● **练习任务**
[a] 根据原文,作者为主机选择了哪种操作系统?
[b] 请将原文从“Linode Ubuntu IPSec 安装完成”到“kB of archives.”的部分重新写出,并把其中的“xl2tpd”换成“pptpd”。
##### 原文节选
对于码农来说,Google上搜索,stackoverflow上提问,twitter上交流,这样的国际化开放平台才是码农成长的空间。但是,目前遇到的一些现实的困难,无可避免的带来一些麻烦,不过这难不倒我们。

让我们来梳理一下需求,

  • 移动设备有随时随地访问海外的需求,特别是Twitter,必须iPhone/Android都支持
  • 电脑有访问海外的需求,例如Google IO 2013的直播,WWDC录像,都在Youtube
  • 电脑想访问都要先拨号后使用,且拨号以后访问国内网站速度慢,需实现策略路由
  • 访问速度要快,不能打开个网页像蜗牛

这样,

  • 我们需要一个VPN
  • 速度要快
  • 实现策略路由

VPN选型

  • OpenVPN iOS设备上需要安装专门的软件,证书导入复杂–放弃
  • PPTP VPN 安全性和NAT穿透性差,我的工作和生活环境有两个路由,还有自建NAT的情况,使用体验慢,效果差-放弃
  • L2TP IPSec VPN IPSec属于高强度加密,L2TP走UDP,NAT穿透好,只要不封闭目的端的指定端口,一般不会出现墙的情况

所以我选择了 L2TP IPSec VPN来解决我的问题

Linode在东京,国内访问速度在 250毫秒左右,速度属于比较快的国外VPS服务器了,我选择的主机操作系统是Ubuntu 12.04 LTS,属于比较常用的操作系统。

Ubuntu上的安装过程就比较简单了:

sudo apt-get install openswan xl2tpd

抱歉,为了基本的安全原因,我的Ubuntu 运行在非root用户下,linode的ubuntu运行在root下,需要进行一下改造,如何改造另文描述


Linode Ubuntu IPSec 提示是否是有X.509证书


Linode Ubuntu IPSec X.509证书 导入还是创建,选择创建


Linode Ubuntu IPSec X.509是否使用自签名,选择使用自签名


Linode Ubuntu IPSec 安装完成

seaman@li600-18:~$ sudo apt-get install openswan xl2tpd
[sudo] password for seaman:
Reading package lists... Done
Building dependency tree
Reading state information... Done
Suggested packages:
openswan-modules-source openswan-modules-dkms openswan-doc
The following NEW packages will be installed:
openswan xl2tpd
0 upgraded, 2 newly installed, 0 to remove and 31 not upgraded.
Need to get 1,177 kB of archives.
After this operation, 2,940 kB of additional disk space will be used.
Get:1 http://us.archive.ubuntu.com/ubuntu/ precise/universe openswan amd64 1:2.6.37-1 [1,103 kB]
Get:2 http://us.archive.ubuntu.com/ubuntu/ precise/universe xl2tpd amd64 1.3.1+dfsg-1 [74.1 kB]
Fetched 1,177 kB in 3s (387 kB/s)
Preconfiguring packages ...
Selecting previously unselected package openswan.
##########
##### 所给信息
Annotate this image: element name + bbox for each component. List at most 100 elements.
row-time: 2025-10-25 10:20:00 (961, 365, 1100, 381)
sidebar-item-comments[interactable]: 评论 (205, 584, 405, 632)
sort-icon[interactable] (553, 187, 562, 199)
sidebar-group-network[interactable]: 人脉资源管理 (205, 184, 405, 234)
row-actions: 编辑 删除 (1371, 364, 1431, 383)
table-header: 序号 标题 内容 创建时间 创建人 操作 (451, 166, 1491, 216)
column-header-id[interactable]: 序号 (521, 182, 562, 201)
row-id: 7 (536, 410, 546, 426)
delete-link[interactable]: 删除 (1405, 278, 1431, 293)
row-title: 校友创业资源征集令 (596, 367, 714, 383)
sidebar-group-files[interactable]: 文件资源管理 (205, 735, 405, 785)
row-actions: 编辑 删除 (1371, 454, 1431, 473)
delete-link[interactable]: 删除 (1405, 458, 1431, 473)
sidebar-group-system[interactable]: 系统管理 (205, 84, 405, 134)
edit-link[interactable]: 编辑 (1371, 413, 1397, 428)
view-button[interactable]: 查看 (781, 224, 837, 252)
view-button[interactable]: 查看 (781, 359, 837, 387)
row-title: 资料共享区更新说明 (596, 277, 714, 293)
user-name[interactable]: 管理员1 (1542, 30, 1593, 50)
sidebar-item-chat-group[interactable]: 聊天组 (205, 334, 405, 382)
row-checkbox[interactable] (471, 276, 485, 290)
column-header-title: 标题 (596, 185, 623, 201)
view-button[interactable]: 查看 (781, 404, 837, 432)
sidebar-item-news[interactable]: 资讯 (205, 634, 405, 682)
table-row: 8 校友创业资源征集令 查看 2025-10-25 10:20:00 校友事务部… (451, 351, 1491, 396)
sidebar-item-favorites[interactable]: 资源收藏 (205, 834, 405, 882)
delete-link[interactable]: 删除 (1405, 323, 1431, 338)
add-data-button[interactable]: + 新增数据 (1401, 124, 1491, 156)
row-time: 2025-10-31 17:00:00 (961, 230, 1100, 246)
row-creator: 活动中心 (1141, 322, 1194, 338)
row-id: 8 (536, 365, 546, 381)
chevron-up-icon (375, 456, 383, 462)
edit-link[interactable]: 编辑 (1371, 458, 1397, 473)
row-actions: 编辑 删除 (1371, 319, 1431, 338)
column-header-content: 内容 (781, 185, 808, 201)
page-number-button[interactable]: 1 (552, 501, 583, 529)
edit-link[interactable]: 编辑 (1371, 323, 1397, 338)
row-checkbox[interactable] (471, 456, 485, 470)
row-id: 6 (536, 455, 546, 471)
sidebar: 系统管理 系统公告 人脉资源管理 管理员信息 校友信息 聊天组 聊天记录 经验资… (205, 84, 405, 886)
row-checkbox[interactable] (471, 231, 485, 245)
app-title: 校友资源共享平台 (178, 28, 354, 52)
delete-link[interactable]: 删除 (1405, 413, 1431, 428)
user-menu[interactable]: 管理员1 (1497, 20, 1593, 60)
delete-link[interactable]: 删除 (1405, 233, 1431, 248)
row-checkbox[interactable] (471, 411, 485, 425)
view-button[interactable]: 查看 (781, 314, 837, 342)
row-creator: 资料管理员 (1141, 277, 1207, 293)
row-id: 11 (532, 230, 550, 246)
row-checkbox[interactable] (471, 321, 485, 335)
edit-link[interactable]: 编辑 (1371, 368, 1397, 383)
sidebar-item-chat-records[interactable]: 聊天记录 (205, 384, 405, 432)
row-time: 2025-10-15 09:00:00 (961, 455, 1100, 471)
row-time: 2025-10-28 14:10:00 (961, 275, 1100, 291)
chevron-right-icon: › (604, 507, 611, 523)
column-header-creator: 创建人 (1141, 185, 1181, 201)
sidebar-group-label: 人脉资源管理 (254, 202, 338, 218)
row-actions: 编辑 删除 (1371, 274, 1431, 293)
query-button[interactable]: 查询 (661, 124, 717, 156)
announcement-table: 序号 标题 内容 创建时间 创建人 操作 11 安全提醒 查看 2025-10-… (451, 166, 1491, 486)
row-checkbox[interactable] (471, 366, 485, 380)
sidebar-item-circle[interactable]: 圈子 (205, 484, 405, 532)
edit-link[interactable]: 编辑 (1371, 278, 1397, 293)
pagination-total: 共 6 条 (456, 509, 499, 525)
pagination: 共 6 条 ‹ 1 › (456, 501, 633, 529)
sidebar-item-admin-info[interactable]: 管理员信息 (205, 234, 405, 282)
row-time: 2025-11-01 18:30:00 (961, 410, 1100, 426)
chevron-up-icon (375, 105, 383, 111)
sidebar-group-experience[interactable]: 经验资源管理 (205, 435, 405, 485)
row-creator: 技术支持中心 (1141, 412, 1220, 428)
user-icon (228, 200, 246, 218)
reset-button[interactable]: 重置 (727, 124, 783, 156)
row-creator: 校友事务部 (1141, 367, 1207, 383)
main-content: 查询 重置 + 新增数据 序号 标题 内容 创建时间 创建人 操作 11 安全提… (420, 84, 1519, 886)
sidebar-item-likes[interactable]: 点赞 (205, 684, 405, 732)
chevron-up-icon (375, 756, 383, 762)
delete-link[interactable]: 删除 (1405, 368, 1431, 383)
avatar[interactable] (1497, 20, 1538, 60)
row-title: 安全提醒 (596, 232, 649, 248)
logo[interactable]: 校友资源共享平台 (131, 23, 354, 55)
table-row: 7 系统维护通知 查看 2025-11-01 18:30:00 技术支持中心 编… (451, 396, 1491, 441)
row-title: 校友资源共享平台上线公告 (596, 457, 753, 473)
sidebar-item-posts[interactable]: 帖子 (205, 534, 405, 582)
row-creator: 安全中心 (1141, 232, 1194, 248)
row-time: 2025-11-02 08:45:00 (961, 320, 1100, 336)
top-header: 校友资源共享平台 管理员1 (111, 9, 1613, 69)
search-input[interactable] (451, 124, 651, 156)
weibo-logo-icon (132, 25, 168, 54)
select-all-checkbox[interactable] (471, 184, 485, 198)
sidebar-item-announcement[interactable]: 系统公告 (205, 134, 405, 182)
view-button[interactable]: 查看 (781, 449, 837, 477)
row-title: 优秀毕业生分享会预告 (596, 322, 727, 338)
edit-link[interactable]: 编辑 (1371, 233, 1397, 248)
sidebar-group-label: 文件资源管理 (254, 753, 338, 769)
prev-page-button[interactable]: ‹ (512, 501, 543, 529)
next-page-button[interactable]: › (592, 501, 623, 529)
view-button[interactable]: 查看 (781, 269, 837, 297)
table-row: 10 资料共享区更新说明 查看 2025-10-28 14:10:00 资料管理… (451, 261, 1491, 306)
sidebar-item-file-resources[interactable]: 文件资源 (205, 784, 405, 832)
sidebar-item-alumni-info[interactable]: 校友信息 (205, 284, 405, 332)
##########
● **各题答案**
[a] Ubuntu 12.04 LTS。

[b]
Linode Ubuntu IPSec 安装完成

seaman@li600-18:~$ sudo apt-get install openswan pptpd
[sudo] password for seaman:
Reading package lists... Done
Building dependency tree
Reading state information... Done
Suggested packages:
openswan-modules-source openswan-modules-dkms openswan-doc
The following NEW packages will be installed:
openswan pptpd
0 upgraded, 2 newly installed, 0 to remove and 31 not upgraded.
Need to get 1,177 kB of archives.